(Stored data)

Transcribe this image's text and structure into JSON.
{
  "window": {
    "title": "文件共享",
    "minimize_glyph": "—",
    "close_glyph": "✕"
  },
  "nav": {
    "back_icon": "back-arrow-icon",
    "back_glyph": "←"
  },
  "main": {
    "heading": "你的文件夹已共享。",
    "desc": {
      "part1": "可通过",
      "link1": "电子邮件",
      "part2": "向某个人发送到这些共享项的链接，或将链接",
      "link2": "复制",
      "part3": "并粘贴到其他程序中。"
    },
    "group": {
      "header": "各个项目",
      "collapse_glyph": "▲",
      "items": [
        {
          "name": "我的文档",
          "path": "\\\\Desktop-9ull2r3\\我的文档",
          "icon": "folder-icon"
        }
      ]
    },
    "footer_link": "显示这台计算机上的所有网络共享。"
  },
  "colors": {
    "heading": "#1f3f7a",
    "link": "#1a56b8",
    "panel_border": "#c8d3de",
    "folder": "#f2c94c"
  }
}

### [TO DO]
Retype the listing exactly, in full.

### [CORRECT OUTPUT]
Transcribe this image's text and structure into JSON.
{
  "window": {
    "title": "文件共享",
    "minimize_glyph": "—",
    "close_glyph": "✕"
  },
  "nav": {
    "back_icon": "back-arrow-icon",
    "back_glyph": "←"
  },
  "main": {
    "heading": "你的文件夹已共享。",
    "desc": {
      "part1": "可通过",
      "link1": "电子邮件",
      "part2": "向某个人发送到这些共享项的链接，或将链接",
      "link2": "复制",
      "part3": "并粘贴到其他程序中。"
    },
    "group": {
      "header": "各个项目",
      "collapse_glyph": "▲",
      "items": [
        {
          "name": "我的文档",
          "path": "\\\\Desktop-9ull2r3\\我的文档",
          "icon": "folder-icon"
        }
      ]
    },
    "footer_link": "显示这台计算机上的所有网络共享。"
  },
  "colors": {
    "heading": "#1f3f7a",
    "link": "#1a56b8",
    "panel_border": "#c8d3de",
    "folder": "#f2c94c"
  }
}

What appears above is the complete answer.